AIM OF THE TASK:
Count how many lines in the material below hold the word "Invoices"; the reply is that number alone.

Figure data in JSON
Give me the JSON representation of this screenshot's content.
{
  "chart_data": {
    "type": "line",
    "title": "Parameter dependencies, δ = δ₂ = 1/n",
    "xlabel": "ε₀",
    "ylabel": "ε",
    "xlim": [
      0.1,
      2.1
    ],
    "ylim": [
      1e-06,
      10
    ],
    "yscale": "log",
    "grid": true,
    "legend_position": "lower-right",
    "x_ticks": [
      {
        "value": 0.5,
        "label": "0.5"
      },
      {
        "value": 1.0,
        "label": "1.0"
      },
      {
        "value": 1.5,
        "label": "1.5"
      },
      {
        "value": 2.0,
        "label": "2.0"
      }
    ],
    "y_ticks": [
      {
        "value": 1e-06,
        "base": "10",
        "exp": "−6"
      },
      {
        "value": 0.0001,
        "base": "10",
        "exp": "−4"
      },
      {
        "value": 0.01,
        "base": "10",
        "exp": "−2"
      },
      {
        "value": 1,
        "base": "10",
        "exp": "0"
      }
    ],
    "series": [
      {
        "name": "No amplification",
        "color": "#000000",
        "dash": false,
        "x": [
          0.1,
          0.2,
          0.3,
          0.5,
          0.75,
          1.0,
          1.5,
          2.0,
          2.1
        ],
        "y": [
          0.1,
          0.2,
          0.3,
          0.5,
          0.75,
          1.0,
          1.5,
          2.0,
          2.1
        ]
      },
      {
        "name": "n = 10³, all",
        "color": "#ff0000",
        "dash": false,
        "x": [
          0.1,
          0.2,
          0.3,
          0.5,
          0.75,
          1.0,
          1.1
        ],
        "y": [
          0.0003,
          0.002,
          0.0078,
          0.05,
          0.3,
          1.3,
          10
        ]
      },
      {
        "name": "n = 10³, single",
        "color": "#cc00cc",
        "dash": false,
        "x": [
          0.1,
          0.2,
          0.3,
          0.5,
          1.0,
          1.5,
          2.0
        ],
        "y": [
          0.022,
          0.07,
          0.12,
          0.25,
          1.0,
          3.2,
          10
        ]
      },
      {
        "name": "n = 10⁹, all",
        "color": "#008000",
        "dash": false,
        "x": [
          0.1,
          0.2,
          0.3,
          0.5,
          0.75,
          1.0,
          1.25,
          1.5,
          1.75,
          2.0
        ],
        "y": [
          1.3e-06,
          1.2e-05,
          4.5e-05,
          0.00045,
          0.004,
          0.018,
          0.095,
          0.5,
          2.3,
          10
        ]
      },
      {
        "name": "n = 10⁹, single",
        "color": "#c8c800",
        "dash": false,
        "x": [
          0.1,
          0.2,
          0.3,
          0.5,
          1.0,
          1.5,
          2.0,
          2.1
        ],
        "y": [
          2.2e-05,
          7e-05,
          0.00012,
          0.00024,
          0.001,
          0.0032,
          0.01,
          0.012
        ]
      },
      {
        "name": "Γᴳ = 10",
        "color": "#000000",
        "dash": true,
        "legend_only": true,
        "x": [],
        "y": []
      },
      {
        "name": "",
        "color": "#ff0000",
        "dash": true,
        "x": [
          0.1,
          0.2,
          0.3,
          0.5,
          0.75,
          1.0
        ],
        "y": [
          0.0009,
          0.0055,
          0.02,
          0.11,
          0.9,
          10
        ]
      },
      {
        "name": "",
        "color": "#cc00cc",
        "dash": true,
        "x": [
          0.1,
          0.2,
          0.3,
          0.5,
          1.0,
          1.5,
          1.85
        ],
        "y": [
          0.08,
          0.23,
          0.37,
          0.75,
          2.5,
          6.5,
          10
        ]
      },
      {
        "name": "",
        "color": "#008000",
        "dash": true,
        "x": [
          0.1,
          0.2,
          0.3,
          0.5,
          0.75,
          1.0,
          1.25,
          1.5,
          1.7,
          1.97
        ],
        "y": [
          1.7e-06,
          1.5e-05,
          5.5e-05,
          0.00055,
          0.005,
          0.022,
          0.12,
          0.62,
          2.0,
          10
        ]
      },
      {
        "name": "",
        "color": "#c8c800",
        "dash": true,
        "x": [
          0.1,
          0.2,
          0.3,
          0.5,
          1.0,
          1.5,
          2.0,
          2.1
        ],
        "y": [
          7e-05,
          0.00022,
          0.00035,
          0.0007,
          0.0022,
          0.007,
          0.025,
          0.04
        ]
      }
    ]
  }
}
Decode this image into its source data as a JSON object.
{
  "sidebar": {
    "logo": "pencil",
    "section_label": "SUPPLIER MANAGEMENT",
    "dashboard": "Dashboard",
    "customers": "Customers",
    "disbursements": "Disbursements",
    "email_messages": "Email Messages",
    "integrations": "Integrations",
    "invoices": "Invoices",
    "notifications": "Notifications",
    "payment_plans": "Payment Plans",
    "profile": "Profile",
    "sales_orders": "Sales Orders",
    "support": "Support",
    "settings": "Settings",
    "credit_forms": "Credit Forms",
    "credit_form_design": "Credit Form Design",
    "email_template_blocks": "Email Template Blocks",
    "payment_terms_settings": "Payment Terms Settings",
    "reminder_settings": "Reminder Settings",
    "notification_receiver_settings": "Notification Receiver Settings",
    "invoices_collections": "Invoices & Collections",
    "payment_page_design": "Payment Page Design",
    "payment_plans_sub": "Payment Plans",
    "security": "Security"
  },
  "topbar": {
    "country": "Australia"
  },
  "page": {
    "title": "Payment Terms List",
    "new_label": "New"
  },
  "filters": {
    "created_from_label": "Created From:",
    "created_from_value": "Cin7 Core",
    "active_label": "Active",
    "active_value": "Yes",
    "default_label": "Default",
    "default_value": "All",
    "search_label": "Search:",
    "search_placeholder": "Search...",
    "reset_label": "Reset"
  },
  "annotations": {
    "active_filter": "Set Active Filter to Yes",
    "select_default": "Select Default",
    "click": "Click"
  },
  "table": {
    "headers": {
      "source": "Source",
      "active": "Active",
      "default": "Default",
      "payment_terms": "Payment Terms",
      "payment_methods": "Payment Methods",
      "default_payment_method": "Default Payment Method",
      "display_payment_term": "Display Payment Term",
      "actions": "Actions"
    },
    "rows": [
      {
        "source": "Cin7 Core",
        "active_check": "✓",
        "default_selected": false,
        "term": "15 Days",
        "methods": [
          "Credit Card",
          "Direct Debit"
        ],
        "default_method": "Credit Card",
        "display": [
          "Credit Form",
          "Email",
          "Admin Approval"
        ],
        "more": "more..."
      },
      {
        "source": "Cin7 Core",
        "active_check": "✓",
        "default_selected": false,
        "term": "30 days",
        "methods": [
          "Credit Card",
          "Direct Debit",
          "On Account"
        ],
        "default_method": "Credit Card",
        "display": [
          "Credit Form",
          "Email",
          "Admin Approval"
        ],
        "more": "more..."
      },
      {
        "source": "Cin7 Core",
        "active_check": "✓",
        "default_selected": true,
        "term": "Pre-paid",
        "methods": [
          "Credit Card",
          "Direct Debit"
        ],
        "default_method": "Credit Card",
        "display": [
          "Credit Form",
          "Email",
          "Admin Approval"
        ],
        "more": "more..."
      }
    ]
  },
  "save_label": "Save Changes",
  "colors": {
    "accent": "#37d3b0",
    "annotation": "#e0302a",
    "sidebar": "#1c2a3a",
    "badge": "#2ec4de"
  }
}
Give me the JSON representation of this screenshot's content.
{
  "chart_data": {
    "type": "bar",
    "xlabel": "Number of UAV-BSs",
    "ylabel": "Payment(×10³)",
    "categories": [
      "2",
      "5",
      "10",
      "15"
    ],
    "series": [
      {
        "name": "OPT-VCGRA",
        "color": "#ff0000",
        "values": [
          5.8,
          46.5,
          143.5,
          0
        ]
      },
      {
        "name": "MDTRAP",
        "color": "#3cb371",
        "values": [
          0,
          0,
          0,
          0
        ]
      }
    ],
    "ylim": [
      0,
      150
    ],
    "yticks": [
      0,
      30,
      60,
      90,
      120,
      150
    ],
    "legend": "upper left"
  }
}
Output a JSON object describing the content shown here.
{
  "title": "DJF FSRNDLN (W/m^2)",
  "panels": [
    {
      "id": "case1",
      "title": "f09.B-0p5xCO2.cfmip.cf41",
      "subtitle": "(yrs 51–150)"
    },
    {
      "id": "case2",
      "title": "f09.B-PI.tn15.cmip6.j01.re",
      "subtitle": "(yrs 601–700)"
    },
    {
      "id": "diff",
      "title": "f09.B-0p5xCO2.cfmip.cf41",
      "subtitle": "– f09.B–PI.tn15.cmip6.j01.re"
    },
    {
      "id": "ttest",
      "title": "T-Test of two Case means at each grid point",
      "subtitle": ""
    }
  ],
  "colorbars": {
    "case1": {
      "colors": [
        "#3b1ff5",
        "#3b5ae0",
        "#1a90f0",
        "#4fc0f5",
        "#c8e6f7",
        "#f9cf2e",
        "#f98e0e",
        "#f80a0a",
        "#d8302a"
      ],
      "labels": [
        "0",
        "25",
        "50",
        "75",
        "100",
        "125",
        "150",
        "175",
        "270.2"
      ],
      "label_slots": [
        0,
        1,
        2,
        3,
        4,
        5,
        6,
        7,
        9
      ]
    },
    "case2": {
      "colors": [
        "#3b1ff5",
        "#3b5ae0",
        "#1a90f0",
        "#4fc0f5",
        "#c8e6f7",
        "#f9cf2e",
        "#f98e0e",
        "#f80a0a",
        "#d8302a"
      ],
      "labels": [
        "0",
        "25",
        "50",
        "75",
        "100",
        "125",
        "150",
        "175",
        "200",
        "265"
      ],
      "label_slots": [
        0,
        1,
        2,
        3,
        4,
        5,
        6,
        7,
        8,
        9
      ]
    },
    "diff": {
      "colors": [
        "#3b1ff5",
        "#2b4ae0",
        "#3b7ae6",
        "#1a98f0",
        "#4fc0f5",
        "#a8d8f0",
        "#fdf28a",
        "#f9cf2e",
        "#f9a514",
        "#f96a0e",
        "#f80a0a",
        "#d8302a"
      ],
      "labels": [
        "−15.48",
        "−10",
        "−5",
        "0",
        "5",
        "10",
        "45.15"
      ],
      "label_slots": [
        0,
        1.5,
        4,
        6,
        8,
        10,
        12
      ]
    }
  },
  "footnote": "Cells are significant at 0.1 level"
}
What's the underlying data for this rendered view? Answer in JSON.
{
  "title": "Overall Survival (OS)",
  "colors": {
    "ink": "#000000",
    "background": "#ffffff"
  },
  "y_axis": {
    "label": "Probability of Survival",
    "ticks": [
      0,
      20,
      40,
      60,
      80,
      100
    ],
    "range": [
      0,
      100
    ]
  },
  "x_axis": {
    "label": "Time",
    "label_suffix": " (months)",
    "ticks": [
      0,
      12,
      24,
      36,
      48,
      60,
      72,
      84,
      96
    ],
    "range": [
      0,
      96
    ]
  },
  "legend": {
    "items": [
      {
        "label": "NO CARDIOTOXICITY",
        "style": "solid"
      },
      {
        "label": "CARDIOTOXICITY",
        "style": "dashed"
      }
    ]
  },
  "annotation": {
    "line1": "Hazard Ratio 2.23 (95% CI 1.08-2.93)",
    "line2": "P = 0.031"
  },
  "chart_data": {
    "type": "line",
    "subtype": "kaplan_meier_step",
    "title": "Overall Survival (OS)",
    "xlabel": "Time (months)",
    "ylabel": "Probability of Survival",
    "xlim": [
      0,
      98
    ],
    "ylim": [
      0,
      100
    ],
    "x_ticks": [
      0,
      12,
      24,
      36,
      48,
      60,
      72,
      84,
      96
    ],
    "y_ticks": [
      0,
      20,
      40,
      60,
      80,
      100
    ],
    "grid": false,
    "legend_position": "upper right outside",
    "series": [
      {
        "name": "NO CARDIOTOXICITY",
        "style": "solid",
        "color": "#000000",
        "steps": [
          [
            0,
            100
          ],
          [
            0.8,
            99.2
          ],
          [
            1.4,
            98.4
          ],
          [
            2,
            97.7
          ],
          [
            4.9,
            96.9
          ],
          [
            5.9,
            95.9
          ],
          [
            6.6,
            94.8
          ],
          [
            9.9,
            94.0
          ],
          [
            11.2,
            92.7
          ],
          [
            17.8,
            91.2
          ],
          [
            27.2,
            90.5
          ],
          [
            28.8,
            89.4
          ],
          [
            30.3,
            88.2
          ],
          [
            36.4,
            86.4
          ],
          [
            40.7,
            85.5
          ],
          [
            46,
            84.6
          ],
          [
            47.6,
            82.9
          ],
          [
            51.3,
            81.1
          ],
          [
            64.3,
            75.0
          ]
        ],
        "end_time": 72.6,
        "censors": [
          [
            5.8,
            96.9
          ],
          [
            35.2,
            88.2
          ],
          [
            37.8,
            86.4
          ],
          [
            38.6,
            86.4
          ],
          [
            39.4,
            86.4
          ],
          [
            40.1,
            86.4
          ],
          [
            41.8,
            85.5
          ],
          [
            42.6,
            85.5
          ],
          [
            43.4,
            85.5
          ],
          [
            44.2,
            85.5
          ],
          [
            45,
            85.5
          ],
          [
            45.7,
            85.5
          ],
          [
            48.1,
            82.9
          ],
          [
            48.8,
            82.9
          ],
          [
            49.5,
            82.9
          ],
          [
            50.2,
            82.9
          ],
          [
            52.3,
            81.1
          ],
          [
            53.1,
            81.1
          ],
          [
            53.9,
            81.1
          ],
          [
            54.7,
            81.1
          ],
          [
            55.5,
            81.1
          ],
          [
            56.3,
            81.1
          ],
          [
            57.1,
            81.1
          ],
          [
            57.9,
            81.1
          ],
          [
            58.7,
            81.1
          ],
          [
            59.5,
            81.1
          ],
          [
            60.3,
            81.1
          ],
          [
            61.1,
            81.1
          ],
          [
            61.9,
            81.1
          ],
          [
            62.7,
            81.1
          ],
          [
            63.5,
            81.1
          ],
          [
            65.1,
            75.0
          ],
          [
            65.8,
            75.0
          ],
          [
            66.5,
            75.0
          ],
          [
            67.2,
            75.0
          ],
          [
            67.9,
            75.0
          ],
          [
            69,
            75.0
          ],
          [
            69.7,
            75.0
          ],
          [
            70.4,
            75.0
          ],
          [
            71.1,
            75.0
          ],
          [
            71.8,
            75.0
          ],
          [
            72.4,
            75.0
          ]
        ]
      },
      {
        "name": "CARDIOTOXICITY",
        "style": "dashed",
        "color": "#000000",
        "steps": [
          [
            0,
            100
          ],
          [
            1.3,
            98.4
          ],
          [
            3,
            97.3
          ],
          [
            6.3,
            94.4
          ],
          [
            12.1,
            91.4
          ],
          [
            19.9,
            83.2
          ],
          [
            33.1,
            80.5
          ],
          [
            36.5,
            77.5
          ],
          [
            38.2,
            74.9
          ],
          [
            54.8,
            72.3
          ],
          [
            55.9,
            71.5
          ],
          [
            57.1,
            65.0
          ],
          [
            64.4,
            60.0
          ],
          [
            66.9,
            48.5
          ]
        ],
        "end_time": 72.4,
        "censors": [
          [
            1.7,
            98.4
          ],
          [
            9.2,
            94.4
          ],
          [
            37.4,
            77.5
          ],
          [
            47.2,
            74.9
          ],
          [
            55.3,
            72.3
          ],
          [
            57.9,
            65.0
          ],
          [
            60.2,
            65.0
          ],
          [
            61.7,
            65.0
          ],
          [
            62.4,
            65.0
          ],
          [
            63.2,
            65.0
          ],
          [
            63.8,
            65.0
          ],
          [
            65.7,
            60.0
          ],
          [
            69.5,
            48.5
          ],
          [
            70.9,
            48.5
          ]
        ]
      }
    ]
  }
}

RESULT:
2